Written exercise: Scan the material below for the string "name", and copy every line where it shows up.

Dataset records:

** START **

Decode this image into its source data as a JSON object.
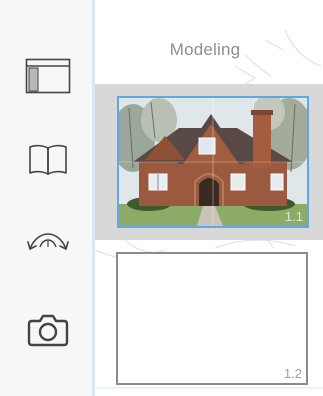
{
  "toolbar": {
    "items": [
      {
        "name": "sheets-tool",
        "icon": "sheet-panel-icon"
      },
      {
        "name": "notebook-tool",
        "icon": "open-book-icon"
      },
      {
        "name": "navigate-tool",
        "icon": "rotate-view-icon"
      },
      {
        "name": "camera-tool",
        "icon": "camera-icon"
      }
    ]
  },
  "panel": {
    "title": "Modeling",
    "sheets": [
      {
        "number": "1.1",
        "selected": true,
        "preview": "house-photo"
      },
      {
        "number": "1.2",
        "selected": false,
        "preview": "blank"
      }
    ]
  },
  "colors": {
    "selection_border": "#5ea8e6",
    "selected_row": "#d8d8d8",
    "toolbar_bg": "#f7f7f7",
    "icon_stroke": "#444444"
  }
}
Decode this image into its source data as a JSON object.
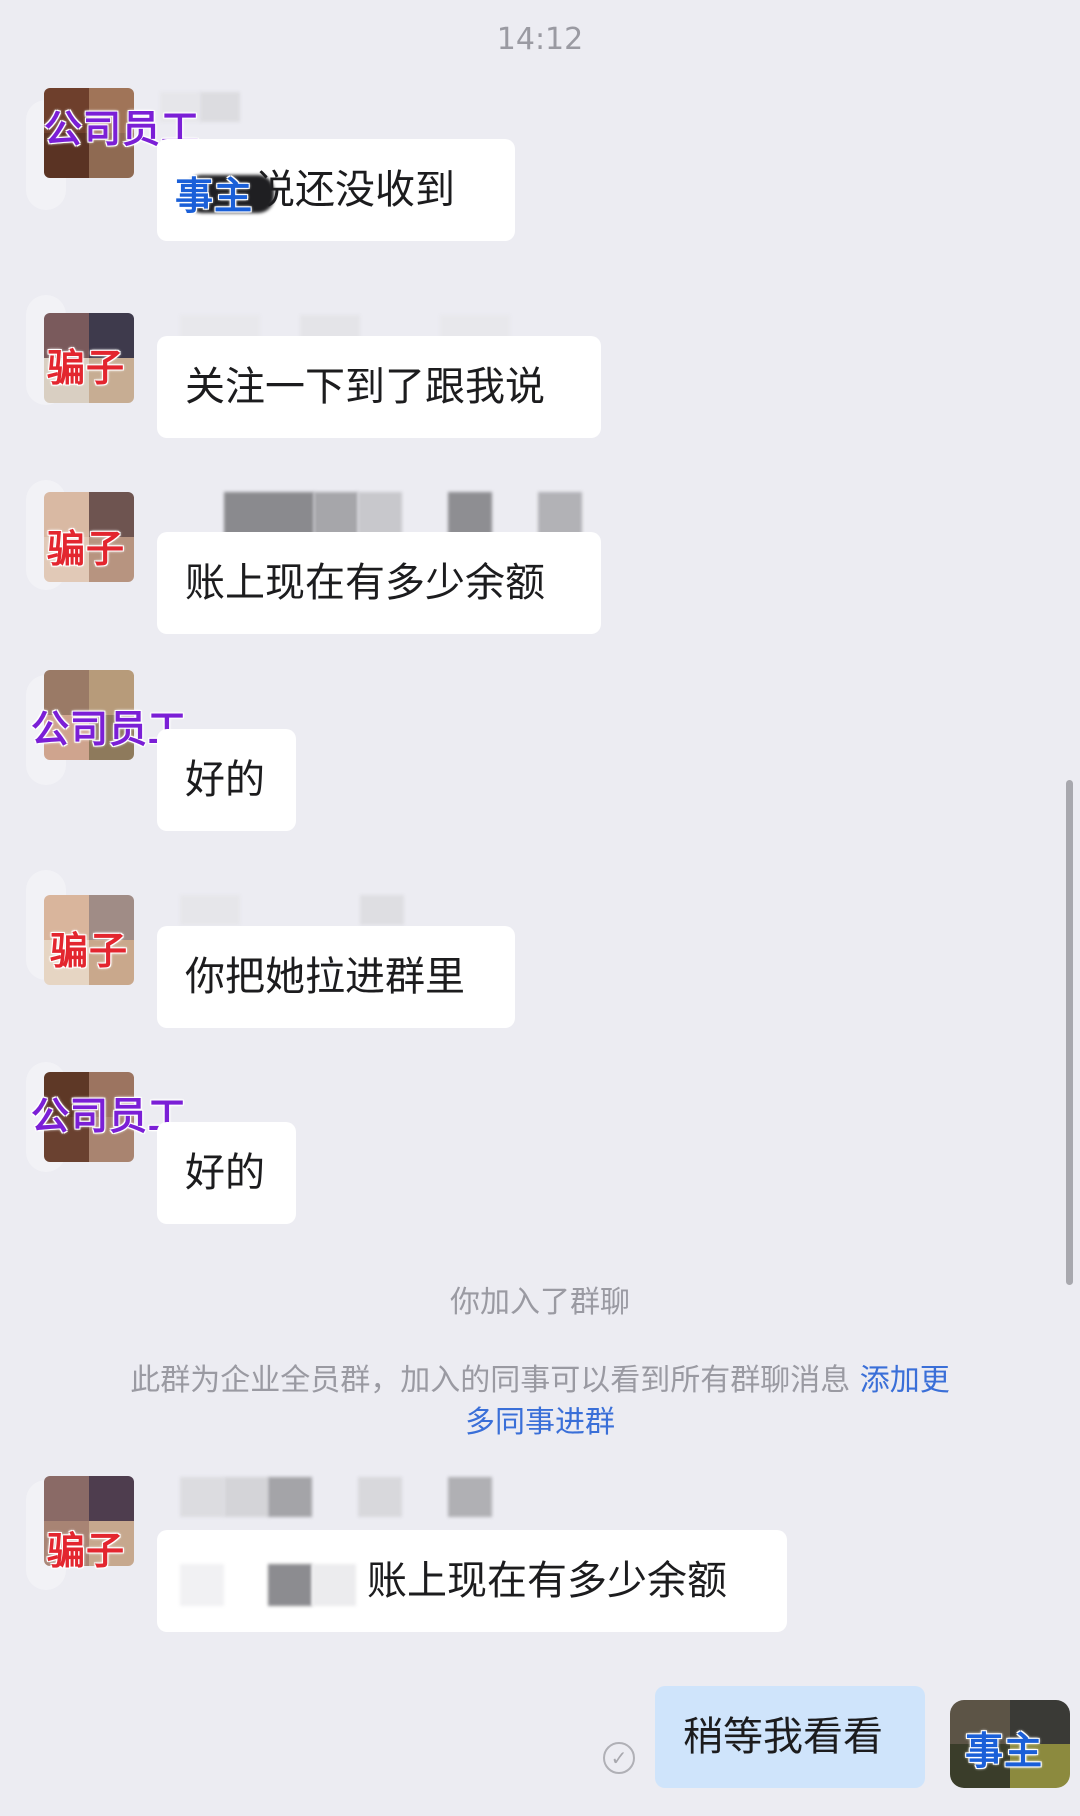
{
  "timestamp": "14:12",
  "labels": {
    "staff": "公司员工",
    "scammer": "骗子",
    "owner": "事主"
  },
  "messages": [
    {
      "sender": "staff",
      "text": "说还没收到",
      "mention": "事主"
    },
    {
      "sender": "scammer",
      "text": "关注一下到了跟我说"
    },
    {
      "sender": "scammer",
      "text": "账上现在有多少余额"
    },
    {
      "sender": "staff",
      "text": "好的"
    },
    {
      "sender": "scammer",
      "text": "你把她拉进群里"
    },
    {
      "sender": "staff",
      "text": "好的"
    }
  ],
  "system": {
    "joined": "你加入了群聊",
    "notice": "此群为企业全员群，加入的同事可以看到所有群聊消息",
    "notice_link_line1": "添加更",
    "notice_link_line2": "多同事进群"
  },
  "after_join": [
    {
      "sender": "scammer",
      "text": "账上现在有多少余额"
    },
    {
      "sender": "owner",
      "text": "稍等我看看"
    }
  ],
  "colors": {
    "background": "#ececf2",
    "bubble_in": "#ffffff",
    "bubble_out": "#cfe4fb",
    "staff_tag": "#7b1fd6",
    "scammer_tag": "#e3262f",
    "owner_tag": "#1a5fd8",
    "link": "#3a6fd8"
  },
  "icons": {
    "read_status": "check-circle-icon"
  }
}
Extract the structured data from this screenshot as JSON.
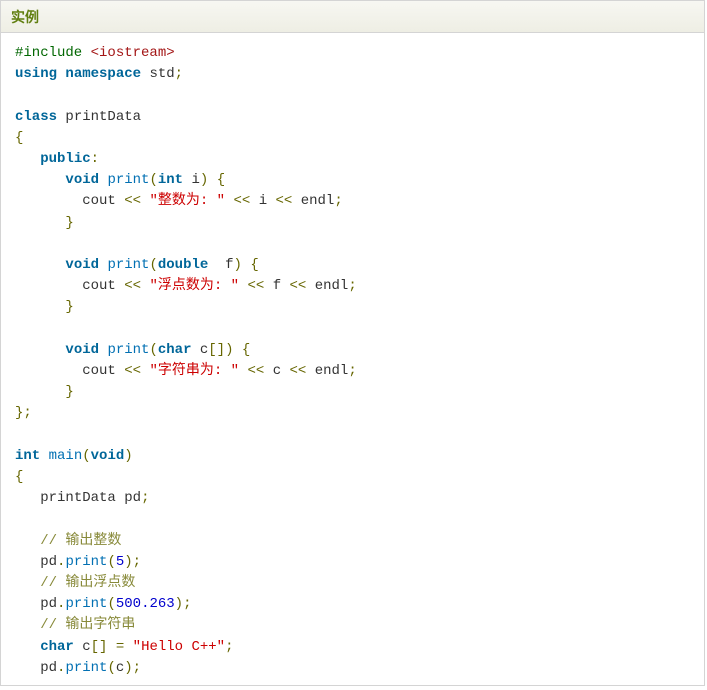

** END **

Result for this task:
        "name": "sheets-tool",
        "name": "notebook-tool",
        "name": "navigate-tool",
        "name": "camera-tool",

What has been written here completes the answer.